Data listing

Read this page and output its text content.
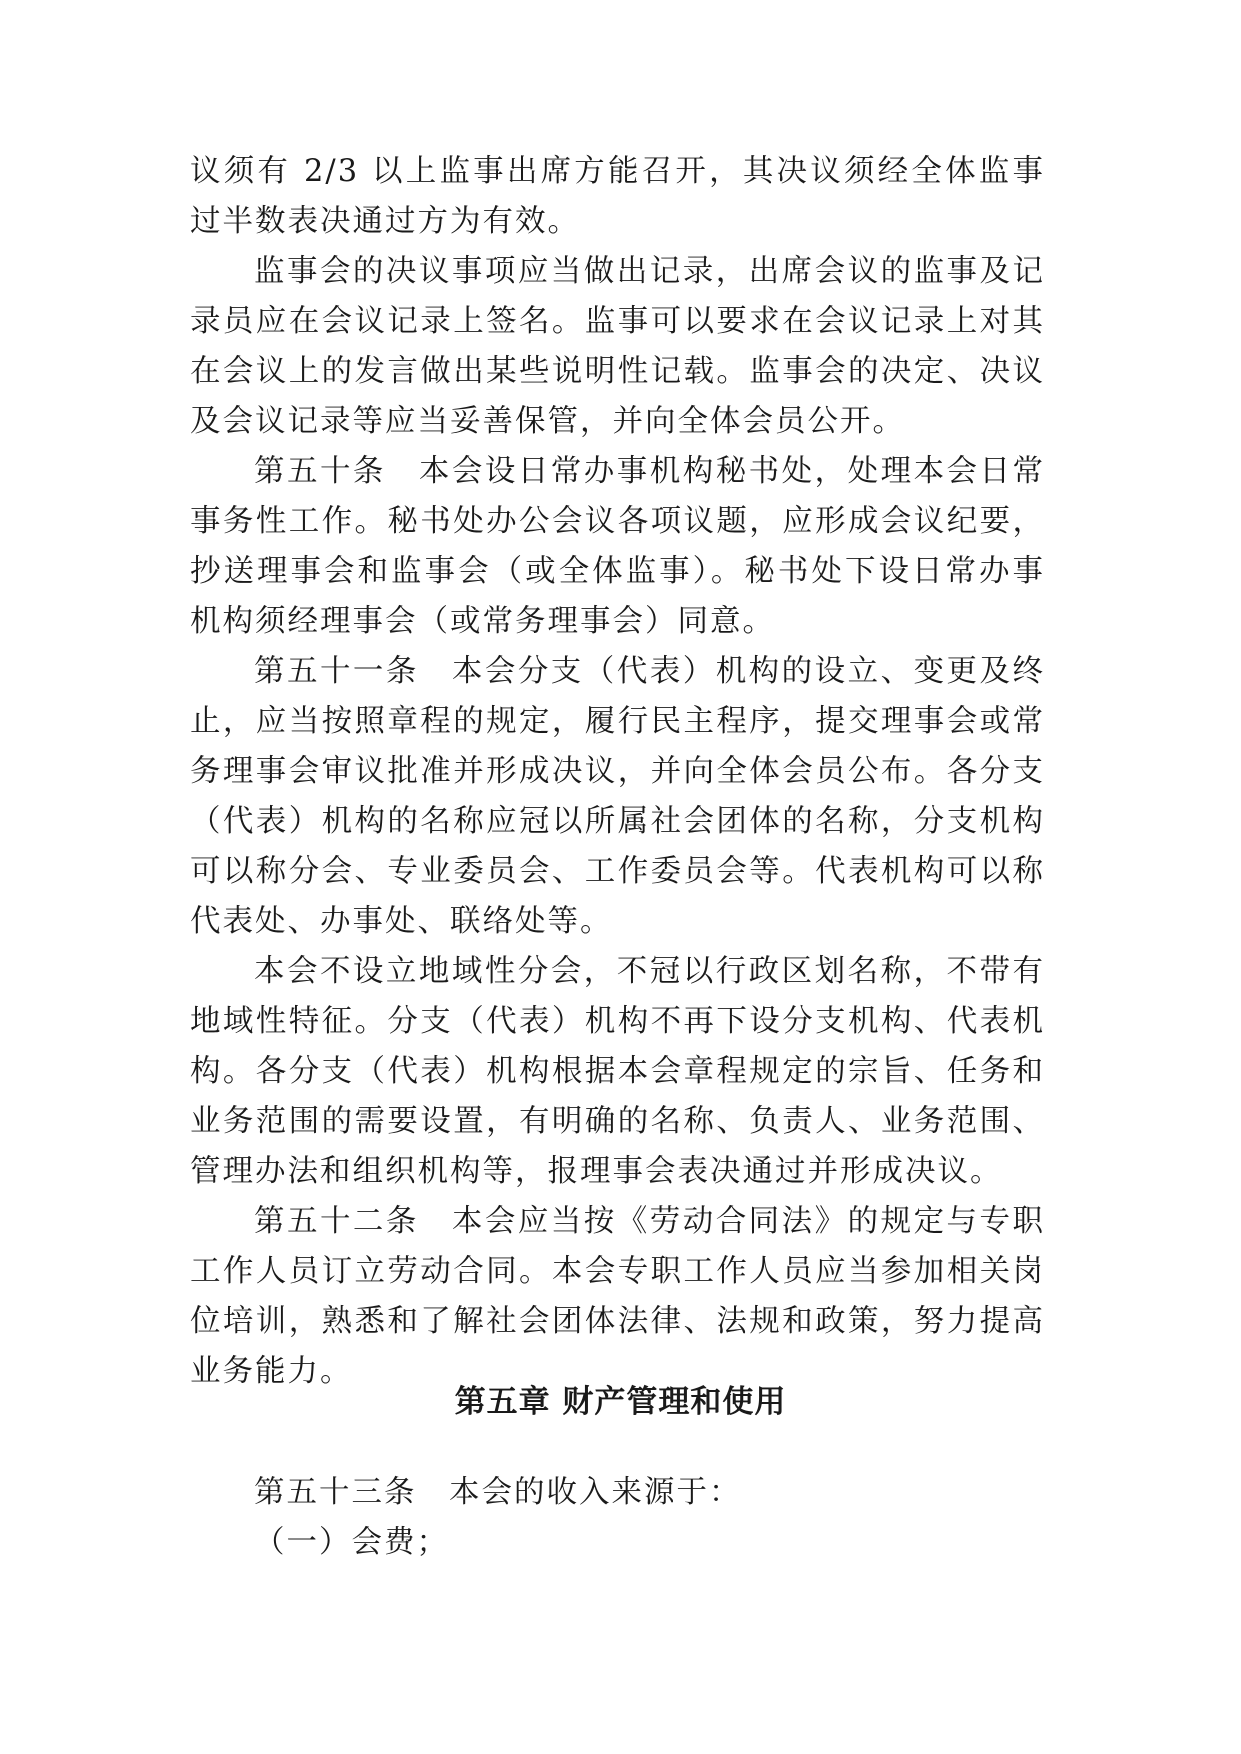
议须有 2/3 以上监事出席方能召开，其决议须经全体监事过半数表决通过方为有效。

监事会的决议事项应当做出记录，出席会议的监事及记录员应在会议记录上签名。监事可以要求在会议记录上对其在会议上的发言做出某些说明性记载。监事会的决定、决议及会议记录等应当妥善保管，并向全体会员公开。

第五十条　本会设日常办事机构秘书处，处理本会日常事务性工作。秘书处办公会议各项议题，应形成会议纪要，抄送理事会和监事会（或全体监事）。秘书处下设日常办事机构须经理事会（或常务理事会）同意。

第五十一条　本会分支（代表）机构的设立、变更及终止，应当按照章程的规定，履行民主程序，提交理事会或常务理事会审议批准并形成决议，并向全体会员公布。各分支（代表）机构的名称应冠以所属社会团体的名称，分支机构可以称分会、专业委员会、工作委员会等。代表机构可以称代表处、办事处、联络处等。

本会不设立地域性分会，不冠以行政区划名称，不带有地域性特征。分支（代表）机构不再下设分支机构、代表机构。各分支（代表）机构根据本会章程规定的宗旨、任务和业务范围的需要设置，有明确的名称、负责人、业务范围、管理办法和组织机构等，报理事会表决通过并形成决议。

第五十二条　本会应当按《劳动合同法》的规定与专职工作人员订立劳动合同。本会专职工作人员应当参加相关岗位培训，熟悉和了解社会团体法律、法规和政策，努力提高业务能力。

第五章 财产管理和使用
第五十三条　本会的收入来源于：
（一）会费；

To do
Exclude the pictures. Write out the remaining data exactly.

Written response
Read this page and output its text content.
议须有 2/3 以上监事出席方能召开，其决议须经全体监事过半数表决通过方为有效。

监事会的决议事项应当做出记录，出席会议的监事及记录员应在会议记录上签名。监事可以要求在会议记录上对其在会议上的发言做出某些说明性记载。监事会的决定、决议及会议记录等应当妥善保管，并向全体会员公开。

第五十条　本会设日常办事机构秘书处，处理本会日常事务性工作。秘书处办公会议各项议题，应形成会议纪要，抄送理事会和监事会（或全体监事）。秘书处下设日常办事机构须经理事会（或常务理事会）同意。

第五十一条　本会分支（代表）机构的设立、变更及终止，应当按照章程的规定，履行民主程序，提交理事会或常务理事会审议批准并形成决议，并向全体会员公布。各分支（代表）机构的名称应冠以所属社会团体的名称，分支机构可以称分会、专业委员会、工作委员会等。代表机构可以称代表处、办事处、联络处等。

本会不设立地域性分会，不冠以行政区划名称，不带有地域性特征。分支（代表）机构不再下设分支机构、代表机构。各分支（代表）机构根据本会章程规定的宗旨、任务和业务范围的需要设置，有明确的名称、负责人、业务范围、管理办法和组织机构等，报理事会表决通过并形成决议。

第五十二条　本会应当按《劳动合同法》的规定与专职工作人员订立劳动合同。本会专职工作人员应当参加相关岗位培训，熟悉和了解社会团体法律、法规和政策，努力提高业务能力。

第五章 财产管理和使用
第五十三条　本会的收入来源于：
（一）会费；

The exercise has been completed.